What to work on
1. Answer these questions from the reading text, one answer per line, marked (a), (b), (c) as the questions are:
(a) What two things does the writer choose as metaphors?
(b) What was the writer's profession before retiring?
(c) Over what period did the writer's kaleidoscope take constant turns?
2. In the records, give as a numbered list the lines from the one containing "axis-name-Au*: Au*: [730, 661, 757, 677]" up to and including the one containing "siltstone-series-TR: [267, 15, 322, 632]".

Reading text
-=-=-

I will tell you what happened to me when I learned new stuff. I assume that most people are affected in the same way.

We must use metaphors and analogies to speak about such matters. I choose as two of my metaphors the kaleidoscope and the pot of stew. World view and intuition I think of as similar terms. ‘Intuition is kaleidoscope’ and ‘intuition is stew’ are my two metaphors.

Learning new stuff is like putting a new seasoning or a new veggie in the pot of stew. Most of time the new seasoning or the new veggie has little or no effect upon the stew; sometimes a great change takes place--that new ingredient has a large effect. When the effect is large it might be like turning our kaleidoscope a notch and the intuition takes a dramatic change.

Let’s look at what happens when we examine our intuition as a result of our changing knowledge of the concept we call science.

I am a retired engineer and as a result I had a very high regard for and a very narrow comprehension of science. I considered science to be primarily a domain of knowledge encompassing matters that have as basic ingredients physics, mathematics, and chemistry. Any domain of knowledge that did not rest on the foundations of physics, math, and chemistry were of secondary or tertiary importance.

As I grew older my intuition was dramatically affected by my study of philosophy and later by my becoming what I call a self-actualizing, self-learning, and critical thinking man.

My comprehension of the meaning of the word ‘science’ changed dramatically. The dictionary has several definitions of the word ‘science’, one is--a department of systematized knowledge as an object of study. My comprehension of the meaning of science took dramatic changes; my kaleidoscope took constant turns over a 25 year period.

When I had a very narrow view of science and because I held that concept with such high regard my intuition was vitally affected as my comprehension of that concept changed. My attitude toward every other domain of knowledge was determined by my comprehension of this concept. As I grew in my comprehension of this concept my world opened up dramatically, my narrow and negative attitude toward all domains of knowledge changed tremendously.

Because I placed such great confidence and trust in science my world view, i.e. my intuition, became very unsettled. The ego is in charge of putting a check on anxiety and thus my ego fought hard against this change but my curiosity overcame my ego’s repression of these new ideas and these new ideas awakened a vast new world for exploration.



Do you agree that Joe and Jane have little comprehension of the meaning of science?

Do you agree that this narrow minded misconception is unhealthy for the United States?

Frogger
10-02-2007, 12:57 PM
According to Sir Arthur Conan Doyle the human brain had a capacity to hold only a set amount of information. Once the brain was filled something had to be forgotten for something new to be learned. For that reason he refused to learn what he felt was useless lest he forget something useful.

coberst
10-02-2007, 04:36 PM
According to Sir Arthur Conan Doyle the human brain had a capacity to hold only a set amount of information. Once the brain was filled something had to be forgotten for something new to be learned. For that reason he refused to learn what he felt was useless lest he forget something useful.

That sounds like something my teen age sons used to tell me when they brought home their report cards.

-=-=-

Entries
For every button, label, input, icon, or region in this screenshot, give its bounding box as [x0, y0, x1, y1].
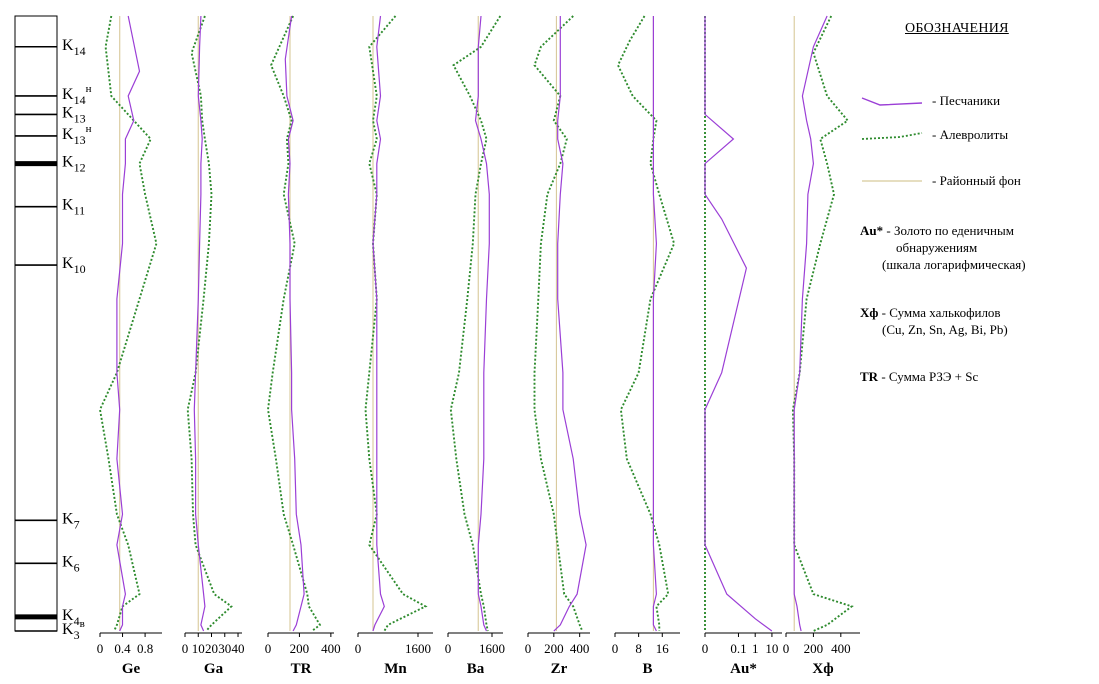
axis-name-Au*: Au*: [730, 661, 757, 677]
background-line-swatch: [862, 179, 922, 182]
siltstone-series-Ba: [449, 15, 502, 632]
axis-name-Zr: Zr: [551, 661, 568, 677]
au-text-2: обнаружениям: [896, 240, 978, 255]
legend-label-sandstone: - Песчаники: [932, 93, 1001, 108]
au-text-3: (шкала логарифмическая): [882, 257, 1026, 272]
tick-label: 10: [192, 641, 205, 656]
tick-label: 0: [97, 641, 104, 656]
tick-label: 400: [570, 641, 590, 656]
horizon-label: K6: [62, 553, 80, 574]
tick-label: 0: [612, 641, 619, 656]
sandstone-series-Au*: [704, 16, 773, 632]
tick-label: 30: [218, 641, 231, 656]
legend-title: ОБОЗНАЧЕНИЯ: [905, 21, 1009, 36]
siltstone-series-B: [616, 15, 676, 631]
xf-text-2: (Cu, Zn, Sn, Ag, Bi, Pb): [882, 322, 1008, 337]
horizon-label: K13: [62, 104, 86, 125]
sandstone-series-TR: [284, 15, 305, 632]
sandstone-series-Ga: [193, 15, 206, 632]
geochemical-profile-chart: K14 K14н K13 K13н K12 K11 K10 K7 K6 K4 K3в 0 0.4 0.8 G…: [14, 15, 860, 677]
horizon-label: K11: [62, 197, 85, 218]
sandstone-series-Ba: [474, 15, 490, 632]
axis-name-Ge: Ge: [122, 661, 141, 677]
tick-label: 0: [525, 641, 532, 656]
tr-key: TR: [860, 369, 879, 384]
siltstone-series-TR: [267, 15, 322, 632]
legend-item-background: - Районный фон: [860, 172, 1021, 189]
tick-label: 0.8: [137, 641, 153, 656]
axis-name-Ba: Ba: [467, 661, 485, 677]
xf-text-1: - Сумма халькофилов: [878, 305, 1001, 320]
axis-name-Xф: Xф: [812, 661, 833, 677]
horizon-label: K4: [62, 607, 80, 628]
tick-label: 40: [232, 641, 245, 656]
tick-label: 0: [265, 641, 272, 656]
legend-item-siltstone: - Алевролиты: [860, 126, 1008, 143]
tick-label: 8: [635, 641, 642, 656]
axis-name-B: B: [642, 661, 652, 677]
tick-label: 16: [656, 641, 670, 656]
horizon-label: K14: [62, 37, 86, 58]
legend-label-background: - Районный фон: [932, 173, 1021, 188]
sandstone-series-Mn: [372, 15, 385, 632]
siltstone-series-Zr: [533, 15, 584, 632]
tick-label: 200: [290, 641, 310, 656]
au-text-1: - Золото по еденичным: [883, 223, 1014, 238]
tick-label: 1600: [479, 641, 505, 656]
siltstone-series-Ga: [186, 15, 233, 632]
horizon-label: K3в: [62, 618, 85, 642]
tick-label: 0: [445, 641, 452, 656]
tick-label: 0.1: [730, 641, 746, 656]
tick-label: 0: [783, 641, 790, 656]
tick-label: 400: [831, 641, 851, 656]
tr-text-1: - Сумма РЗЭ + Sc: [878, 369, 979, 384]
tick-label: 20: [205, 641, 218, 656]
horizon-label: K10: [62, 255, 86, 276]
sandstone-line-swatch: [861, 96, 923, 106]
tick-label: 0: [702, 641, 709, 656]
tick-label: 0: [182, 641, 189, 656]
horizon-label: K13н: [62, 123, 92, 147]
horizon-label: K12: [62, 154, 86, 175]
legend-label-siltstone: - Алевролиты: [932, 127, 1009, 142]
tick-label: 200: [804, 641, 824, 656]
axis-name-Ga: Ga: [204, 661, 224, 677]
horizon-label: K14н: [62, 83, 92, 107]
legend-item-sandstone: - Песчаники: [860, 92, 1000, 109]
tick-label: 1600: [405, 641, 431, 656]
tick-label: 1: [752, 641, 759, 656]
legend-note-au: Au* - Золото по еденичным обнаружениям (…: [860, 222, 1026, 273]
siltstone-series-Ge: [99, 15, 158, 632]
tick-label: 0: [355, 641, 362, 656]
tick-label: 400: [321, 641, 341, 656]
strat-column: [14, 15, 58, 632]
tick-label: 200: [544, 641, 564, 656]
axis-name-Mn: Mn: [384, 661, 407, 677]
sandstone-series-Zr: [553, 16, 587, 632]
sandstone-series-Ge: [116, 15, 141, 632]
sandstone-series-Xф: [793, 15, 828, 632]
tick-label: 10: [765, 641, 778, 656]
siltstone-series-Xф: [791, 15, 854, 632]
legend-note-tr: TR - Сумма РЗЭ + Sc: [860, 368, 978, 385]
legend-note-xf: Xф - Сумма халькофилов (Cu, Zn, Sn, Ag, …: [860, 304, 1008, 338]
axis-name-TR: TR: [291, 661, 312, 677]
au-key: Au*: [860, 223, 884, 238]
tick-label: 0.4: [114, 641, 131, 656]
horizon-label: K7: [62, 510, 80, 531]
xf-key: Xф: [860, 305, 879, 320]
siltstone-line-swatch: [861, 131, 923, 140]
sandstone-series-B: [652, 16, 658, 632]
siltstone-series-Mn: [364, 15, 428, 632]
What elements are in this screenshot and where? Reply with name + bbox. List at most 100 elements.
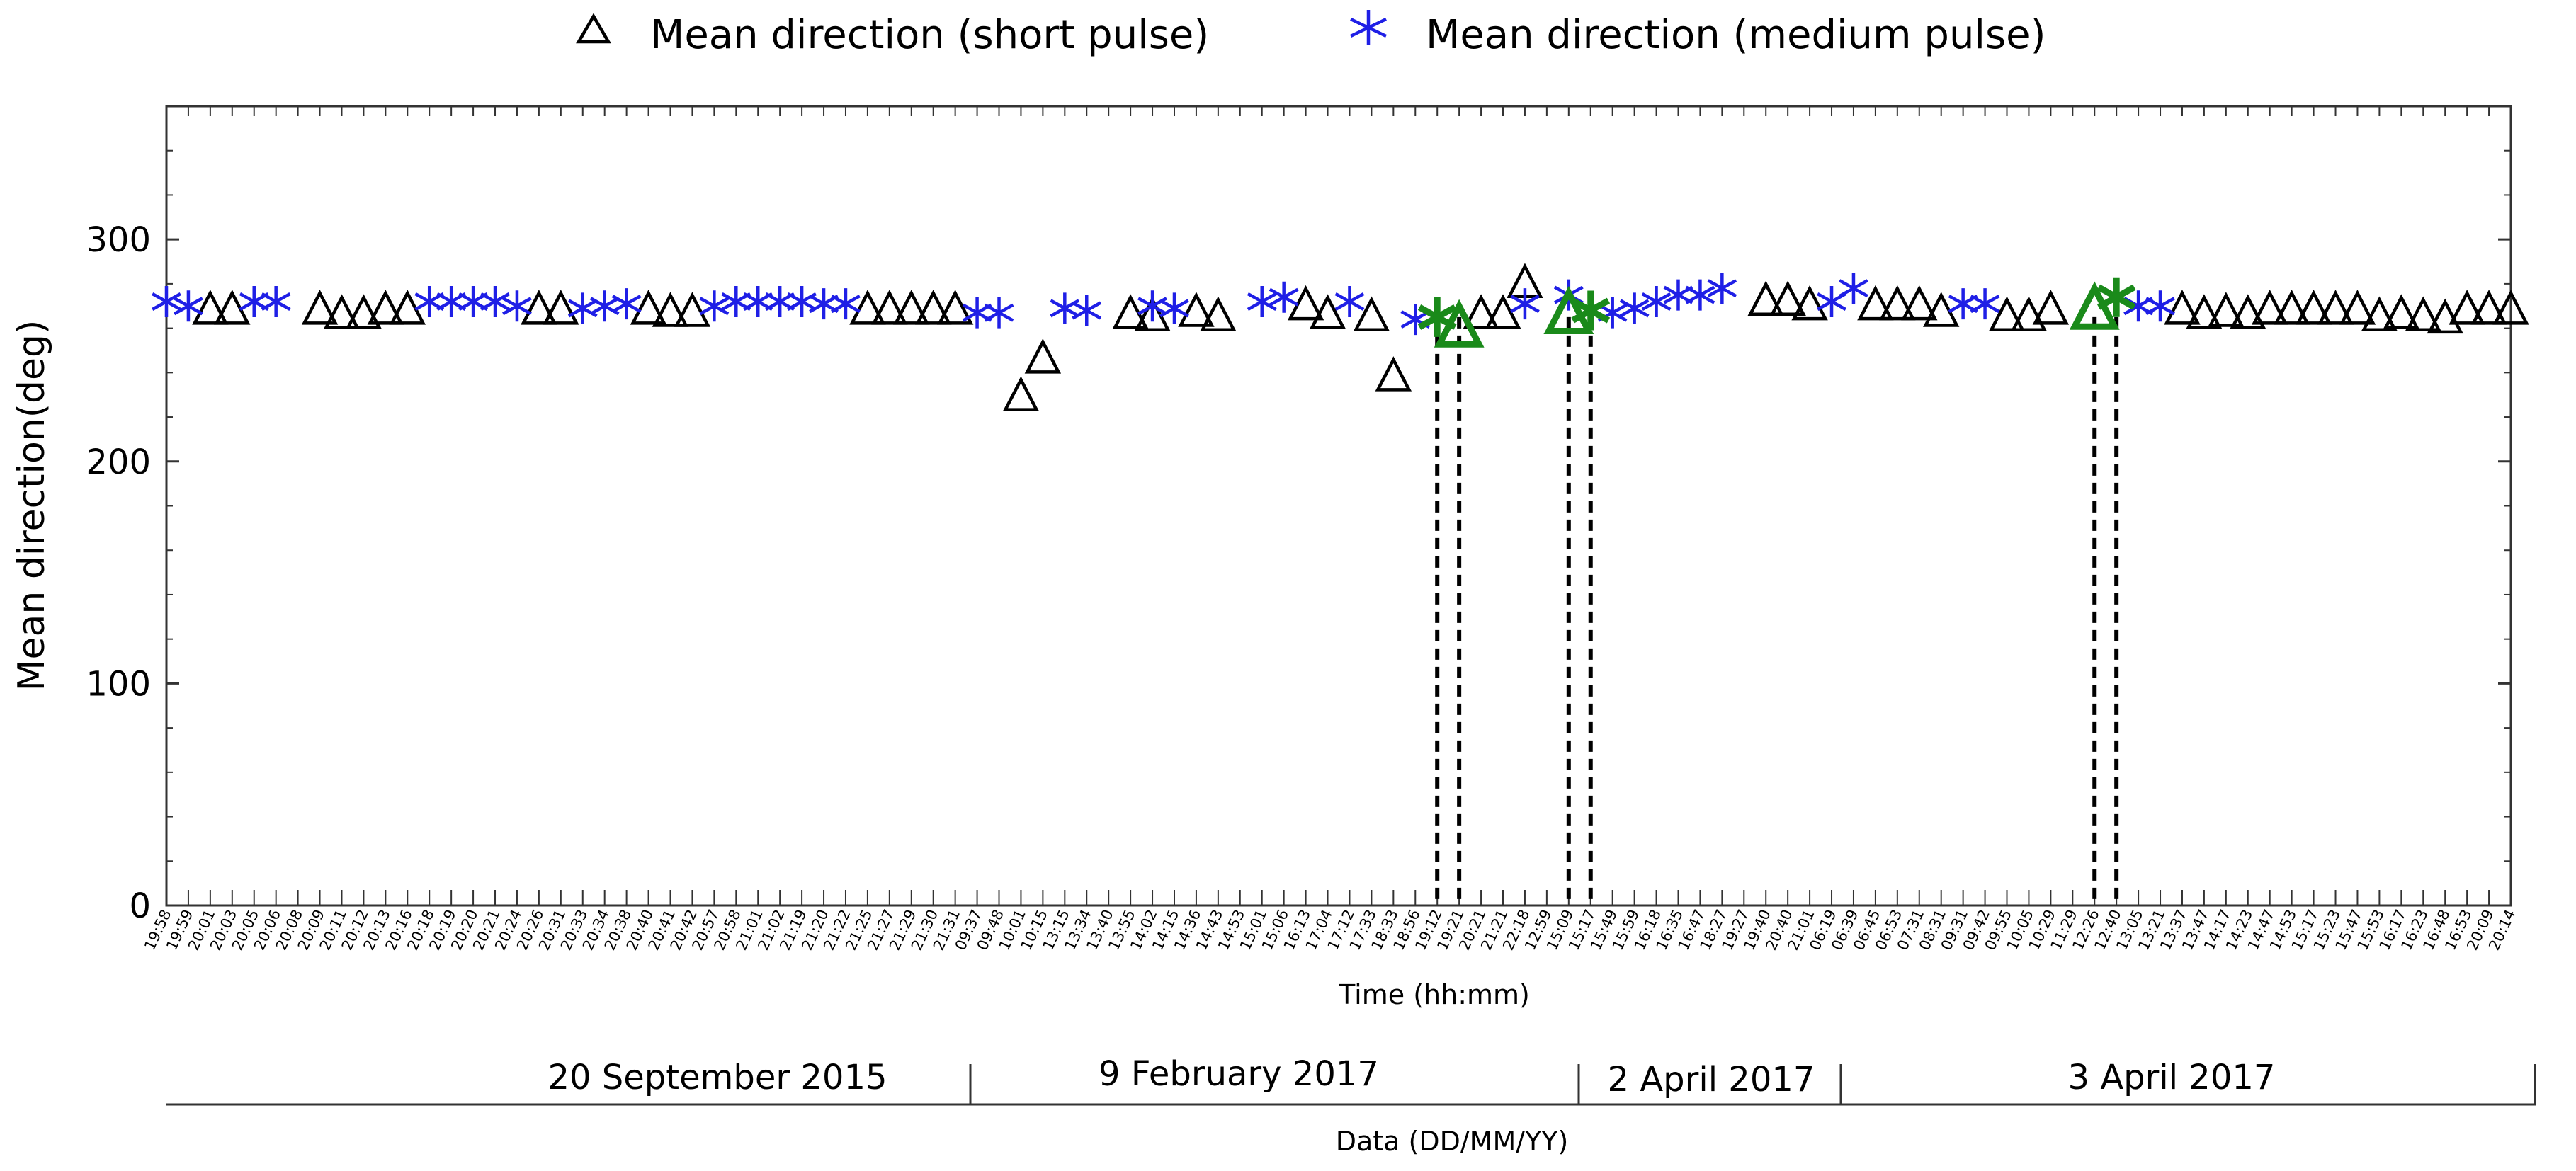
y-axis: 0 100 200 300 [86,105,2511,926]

-=-=-

Answers provided
1.
(a) The kaleidoscope and the pot of stew.
(b) Engineer.
(c) A 25 year period.

2.
1. axis-name-Au*: Au*: [730, 661, 757, 677]
2. background-line-swatch: [862, 179, 922, 182]
3. siltstone-series-Ba: [449, 15, 502, 632]
4. axis-name-Zr: Zr: [551, 661, 568, 677]
5. au-text-2: обнаружениям: [896, 240, 978, 255]
6. legend-label-sandstone: - Песчаники: [932, 93, 1001, 108]
7. au-text-3: (шкала логарифмическая): [882, 257, 1026, 272]
8. tick-label: 10: [192, 641, 205, 656]
9. tick-label: 0: [97, 641, 104, 656]
10. tick-label: 400: [570, 641, 590, 656]
11. horizon-label: K6: [62, 553, 80, 574]
12. tick-label: 0: [612, 641, 619, 656]
13. sandstone-series-Au*: [704, 16, 773, 632]
14. tick-label: 30: [218, 641, 231, 656]
15. legend-title: ОБОЗНАЧЕНИЯ: [905, 21, 1009, 36]
16. siltstone-series-B: [616, 15, 676, 631]
17. xf-text-2: (Cu, Zn, Sn, Ag, Bi, Pb): [882, 322, 1008, 337]
18. horizon-label: K13: [62, 104, 86, 125]
19. sandstone-series-TR: [284, 15, 305, 632]
20. sandstone-series-Ga: [193, 15, 206, 632]
21. geochemical-profile-chart: K14 K14н K13 K13н K12 K11 K10 K7 K6 K4 K3в 0 0.4 0.8 G…: [14, 15, 860, 677]
22. horizon-label: K11: [62, 197, 85, 218]
23. sandstone-series-Ba: [474, 15, 490, 632]
24. axis-name-Ge: Ge: [122, 661, 141, 677]
25. tick-label: 0: [525, 641, 532, 656]
26. tr-key: TR: [860, 369, 879, 384]
27. siltstone-series-TR: [267, 15, 322, 632]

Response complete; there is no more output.